■ **Task to complete**: Read the records below and copy each line that contains "name".

■ **Dataset rows**:
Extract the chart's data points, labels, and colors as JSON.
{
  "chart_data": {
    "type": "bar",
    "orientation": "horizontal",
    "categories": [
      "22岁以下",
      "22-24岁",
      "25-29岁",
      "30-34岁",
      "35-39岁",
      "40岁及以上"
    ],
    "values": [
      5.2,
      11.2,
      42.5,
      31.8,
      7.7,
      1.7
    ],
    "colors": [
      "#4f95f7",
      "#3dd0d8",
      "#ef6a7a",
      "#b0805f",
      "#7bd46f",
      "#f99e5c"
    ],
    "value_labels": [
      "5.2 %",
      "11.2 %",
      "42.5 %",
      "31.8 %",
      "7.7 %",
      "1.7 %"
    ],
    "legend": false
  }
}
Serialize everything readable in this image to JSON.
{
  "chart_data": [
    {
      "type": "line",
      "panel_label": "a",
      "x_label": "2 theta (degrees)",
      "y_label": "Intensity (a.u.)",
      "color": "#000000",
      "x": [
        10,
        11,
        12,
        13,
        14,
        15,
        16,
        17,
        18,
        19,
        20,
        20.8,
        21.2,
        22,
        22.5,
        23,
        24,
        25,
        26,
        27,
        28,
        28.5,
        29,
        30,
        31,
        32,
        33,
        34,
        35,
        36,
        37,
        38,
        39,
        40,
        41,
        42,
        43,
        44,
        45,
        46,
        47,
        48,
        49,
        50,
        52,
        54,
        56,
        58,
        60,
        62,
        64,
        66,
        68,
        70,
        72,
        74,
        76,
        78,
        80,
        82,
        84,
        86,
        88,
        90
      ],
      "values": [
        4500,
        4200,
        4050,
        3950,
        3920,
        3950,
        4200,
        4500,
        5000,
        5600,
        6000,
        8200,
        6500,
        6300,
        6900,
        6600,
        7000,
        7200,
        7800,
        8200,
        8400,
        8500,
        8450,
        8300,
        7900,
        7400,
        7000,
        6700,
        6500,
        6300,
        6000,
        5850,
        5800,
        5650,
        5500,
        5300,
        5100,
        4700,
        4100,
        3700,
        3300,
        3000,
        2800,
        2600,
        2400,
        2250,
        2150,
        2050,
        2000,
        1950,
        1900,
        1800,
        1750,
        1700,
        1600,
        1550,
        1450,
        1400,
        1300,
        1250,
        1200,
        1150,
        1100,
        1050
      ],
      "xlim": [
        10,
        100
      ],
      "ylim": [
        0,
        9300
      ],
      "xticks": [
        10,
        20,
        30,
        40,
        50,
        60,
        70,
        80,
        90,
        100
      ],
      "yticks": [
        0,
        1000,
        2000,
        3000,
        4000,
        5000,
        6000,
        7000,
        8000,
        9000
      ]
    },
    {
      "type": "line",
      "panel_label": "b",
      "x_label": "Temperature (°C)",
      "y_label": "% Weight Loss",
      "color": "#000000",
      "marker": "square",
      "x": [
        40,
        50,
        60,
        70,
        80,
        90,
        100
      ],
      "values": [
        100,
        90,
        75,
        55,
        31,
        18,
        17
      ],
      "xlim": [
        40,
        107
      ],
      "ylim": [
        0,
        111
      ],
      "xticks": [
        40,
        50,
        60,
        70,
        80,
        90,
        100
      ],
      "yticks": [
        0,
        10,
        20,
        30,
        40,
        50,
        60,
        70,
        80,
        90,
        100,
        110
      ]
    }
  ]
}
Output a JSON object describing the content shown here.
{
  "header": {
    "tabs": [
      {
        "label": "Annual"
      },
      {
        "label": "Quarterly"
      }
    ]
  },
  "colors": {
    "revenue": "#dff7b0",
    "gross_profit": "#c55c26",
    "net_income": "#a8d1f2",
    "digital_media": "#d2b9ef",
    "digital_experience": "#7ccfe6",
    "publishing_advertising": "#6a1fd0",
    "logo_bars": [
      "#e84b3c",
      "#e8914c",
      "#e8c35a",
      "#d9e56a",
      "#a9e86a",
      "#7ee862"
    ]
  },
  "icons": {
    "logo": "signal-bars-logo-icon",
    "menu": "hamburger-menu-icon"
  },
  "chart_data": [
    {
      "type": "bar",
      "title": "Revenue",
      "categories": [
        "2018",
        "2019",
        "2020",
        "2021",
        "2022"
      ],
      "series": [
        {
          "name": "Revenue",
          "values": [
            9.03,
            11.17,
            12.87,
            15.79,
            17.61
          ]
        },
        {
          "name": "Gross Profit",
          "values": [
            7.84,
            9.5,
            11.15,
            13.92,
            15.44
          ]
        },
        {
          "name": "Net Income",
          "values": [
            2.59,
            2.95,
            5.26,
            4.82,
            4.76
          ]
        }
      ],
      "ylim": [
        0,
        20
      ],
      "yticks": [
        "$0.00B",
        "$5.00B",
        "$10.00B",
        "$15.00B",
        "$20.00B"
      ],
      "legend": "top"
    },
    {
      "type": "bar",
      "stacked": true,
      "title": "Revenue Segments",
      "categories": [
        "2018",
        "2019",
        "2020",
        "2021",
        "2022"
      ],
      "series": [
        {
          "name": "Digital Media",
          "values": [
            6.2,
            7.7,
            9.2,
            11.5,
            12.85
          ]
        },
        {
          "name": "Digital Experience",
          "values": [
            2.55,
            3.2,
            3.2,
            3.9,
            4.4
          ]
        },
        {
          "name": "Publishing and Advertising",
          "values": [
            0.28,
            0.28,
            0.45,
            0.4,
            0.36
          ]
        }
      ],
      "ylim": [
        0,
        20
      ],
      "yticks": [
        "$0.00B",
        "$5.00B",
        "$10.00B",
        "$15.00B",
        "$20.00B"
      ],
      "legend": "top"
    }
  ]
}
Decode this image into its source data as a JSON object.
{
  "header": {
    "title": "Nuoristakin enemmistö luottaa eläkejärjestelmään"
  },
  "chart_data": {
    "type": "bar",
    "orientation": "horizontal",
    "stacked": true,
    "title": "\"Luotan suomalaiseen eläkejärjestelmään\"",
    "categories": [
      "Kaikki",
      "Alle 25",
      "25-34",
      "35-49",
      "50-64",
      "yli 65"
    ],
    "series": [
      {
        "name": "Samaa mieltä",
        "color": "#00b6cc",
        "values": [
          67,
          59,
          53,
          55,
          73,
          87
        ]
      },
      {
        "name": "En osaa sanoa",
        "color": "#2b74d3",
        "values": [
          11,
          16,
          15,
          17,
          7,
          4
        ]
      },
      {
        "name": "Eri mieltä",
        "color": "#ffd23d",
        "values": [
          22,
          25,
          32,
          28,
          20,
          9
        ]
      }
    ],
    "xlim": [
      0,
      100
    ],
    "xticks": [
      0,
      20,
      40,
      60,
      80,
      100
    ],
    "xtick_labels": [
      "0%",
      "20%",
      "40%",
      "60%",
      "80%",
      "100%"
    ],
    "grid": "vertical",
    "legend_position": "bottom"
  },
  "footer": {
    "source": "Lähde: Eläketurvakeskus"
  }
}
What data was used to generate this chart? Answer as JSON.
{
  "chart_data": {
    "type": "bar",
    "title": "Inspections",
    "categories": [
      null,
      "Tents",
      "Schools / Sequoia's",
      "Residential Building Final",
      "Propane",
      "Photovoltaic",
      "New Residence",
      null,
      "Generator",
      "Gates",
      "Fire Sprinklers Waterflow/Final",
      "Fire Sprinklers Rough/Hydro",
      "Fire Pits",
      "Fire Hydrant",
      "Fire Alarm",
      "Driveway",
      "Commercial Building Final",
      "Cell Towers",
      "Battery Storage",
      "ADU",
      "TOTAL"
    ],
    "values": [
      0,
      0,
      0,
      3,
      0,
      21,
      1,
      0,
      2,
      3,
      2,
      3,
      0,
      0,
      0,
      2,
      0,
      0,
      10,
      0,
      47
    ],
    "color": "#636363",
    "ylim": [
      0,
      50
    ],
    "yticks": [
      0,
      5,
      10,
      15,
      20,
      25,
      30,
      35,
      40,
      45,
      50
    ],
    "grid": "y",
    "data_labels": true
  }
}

■ **Output**:
          "name": "Revenue",
          "name": "Gross Profit",
          "name": "Net Income",
          "name": "Digital Media",
          "name": "Digital Experience",
          "name": "Publishing and Advertising",
        "name": "Samaa mieltä",
        "name": "En osaa sanoa",
        "name": "Eri mieltä",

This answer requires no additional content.